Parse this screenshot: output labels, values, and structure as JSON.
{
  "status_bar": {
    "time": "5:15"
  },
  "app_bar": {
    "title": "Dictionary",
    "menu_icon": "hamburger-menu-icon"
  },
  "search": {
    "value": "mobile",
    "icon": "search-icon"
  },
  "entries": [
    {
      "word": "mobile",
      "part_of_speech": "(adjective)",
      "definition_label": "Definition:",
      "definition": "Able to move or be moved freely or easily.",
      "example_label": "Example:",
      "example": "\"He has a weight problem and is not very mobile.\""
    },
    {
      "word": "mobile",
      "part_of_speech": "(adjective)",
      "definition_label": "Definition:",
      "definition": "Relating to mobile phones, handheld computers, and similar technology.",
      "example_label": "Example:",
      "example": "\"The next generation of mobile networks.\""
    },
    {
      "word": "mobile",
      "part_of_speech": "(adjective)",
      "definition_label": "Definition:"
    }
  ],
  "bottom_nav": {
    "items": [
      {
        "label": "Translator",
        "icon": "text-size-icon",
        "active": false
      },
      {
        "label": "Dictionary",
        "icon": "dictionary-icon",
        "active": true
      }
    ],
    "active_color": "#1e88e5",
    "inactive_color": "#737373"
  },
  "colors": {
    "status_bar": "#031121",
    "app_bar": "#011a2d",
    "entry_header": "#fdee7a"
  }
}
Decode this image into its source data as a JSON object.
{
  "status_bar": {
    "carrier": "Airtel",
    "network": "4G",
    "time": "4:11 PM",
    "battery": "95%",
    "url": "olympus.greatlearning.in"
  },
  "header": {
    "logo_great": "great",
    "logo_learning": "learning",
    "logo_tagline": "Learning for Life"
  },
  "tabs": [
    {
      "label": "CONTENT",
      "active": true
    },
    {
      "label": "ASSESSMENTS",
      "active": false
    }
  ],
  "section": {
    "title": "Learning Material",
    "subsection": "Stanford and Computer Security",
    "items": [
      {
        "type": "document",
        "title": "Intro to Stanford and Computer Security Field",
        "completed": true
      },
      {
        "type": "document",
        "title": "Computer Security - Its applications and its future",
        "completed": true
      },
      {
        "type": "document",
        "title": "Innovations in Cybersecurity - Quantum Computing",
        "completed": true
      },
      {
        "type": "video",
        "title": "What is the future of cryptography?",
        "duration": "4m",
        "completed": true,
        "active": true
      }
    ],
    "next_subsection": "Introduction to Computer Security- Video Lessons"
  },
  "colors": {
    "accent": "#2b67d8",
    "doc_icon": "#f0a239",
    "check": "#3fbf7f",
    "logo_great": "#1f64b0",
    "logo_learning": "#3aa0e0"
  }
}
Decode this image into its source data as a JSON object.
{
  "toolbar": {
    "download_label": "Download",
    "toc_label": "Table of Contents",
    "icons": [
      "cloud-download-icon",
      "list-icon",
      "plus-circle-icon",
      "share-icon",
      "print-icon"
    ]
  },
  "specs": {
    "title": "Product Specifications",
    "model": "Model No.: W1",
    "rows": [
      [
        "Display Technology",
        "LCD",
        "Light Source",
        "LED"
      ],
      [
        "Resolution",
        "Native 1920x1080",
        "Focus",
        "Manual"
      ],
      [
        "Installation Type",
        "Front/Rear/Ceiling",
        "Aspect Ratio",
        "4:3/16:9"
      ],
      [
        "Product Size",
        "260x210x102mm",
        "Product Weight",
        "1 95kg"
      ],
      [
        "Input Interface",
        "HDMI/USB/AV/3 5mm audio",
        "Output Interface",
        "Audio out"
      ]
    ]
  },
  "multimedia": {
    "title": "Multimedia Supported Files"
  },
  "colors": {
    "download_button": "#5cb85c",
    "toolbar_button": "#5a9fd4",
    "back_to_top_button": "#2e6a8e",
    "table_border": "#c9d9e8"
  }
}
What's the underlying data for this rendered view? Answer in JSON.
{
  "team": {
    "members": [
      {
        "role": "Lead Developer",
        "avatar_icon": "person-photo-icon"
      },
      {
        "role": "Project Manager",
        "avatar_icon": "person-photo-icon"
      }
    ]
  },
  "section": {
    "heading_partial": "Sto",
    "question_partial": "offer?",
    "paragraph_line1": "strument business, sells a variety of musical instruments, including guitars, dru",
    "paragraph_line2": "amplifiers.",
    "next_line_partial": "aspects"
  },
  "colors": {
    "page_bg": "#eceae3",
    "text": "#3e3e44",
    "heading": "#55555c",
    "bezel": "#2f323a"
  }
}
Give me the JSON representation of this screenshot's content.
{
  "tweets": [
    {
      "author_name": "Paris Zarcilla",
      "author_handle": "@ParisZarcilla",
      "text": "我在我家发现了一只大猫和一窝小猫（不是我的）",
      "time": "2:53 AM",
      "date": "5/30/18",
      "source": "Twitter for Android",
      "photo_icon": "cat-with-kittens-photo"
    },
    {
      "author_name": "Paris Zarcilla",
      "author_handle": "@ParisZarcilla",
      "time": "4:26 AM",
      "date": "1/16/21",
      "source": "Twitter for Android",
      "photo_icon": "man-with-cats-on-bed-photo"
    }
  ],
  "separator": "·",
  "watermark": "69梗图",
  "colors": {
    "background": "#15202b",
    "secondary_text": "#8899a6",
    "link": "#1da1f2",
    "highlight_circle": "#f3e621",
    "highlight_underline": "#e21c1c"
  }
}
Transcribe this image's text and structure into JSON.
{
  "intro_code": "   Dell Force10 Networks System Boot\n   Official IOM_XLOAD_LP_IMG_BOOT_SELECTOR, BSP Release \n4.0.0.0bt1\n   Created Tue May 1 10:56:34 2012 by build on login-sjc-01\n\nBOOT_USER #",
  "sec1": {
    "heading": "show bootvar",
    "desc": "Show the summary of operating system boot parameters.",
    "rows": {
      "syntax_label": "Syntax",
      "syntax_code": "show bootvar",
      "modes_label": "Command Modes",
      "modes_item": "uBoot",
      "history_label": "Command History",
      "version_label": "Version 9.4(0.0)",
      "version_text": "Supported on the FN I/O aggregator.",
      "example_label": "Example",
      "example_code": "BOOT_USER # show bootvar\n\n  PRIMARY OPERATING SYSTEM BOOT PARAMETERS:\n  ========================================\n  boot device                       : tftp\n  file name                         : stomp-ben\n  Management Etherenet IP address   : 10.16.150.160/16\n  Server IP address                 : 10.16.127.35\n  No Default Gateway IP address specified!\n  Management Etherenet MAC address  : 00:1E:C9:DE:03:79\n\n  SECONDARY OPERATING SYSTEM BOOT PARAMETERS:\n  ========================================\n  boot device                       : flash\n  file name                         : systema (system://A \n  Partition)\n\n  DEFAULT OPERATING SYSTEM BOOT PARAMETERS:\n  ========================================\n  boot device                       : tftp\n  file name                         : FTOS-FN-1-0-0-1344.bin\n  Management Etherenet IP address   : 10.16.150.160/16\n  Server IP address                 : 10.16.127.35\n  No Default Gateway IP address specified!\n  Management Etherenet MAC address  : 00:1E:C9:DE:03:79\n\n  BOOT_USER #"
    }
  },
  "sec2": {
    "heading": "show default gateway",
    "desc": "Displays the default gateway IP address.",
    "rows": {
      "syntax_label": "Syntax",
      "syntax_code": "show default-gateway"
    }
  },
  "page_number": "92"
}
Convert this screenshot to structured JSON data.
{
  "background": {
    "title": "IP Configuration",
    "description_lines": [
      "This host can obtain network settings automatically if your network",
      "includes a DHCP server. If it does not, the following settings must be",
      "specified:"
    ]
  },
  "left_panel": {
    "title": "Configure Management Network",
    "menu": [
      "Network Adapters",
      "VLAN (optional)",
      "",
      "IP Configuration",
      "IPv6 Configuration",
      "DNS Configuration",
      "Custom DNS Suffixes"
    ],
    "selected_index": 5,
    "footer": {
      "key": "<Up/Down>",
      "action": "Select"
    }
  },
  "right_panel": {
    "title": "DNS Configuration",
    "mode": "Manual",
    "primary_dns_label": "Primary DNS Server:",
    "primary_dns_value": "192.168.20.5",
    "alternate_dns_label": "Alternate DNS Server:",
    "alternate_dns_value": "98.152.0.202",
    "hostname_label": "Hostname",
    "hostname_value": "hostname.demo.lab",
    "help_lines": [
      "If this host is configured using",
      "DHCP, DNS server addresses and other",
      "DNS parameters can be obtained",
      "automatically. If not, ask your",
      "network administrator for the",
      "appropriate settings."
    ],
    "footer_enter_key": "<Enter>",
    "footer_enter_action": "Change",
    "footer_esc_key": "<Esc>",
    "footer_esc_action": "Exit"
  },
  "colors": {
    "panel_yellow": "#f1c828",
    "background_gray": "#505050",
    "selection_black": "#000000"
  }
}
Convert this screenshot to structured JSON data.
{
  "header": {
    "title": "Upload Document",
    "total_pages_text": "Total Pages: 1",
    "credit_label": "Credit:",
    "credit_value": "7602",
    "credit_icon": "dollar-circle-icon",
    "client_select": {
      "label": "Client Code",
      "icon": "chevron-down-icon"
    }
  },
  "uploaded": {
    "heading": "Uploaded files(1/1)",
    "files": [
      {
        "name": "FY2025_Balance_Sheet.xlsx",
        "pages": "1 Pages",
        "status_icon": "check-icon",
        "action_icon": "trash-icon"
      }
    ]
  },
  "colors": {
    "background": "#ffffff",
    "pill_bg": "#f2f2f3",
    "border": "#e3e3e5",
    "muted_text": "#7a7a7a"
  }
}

-*-

* Exercise objective *
Copy every line above that includes the string "Configuration".

* Written answer *
    "title": "IP Configuration",
      "IP Configuration",
      "IPv6 Configuration",
      "DNS Configuration",
    "title": "DNS Configuration",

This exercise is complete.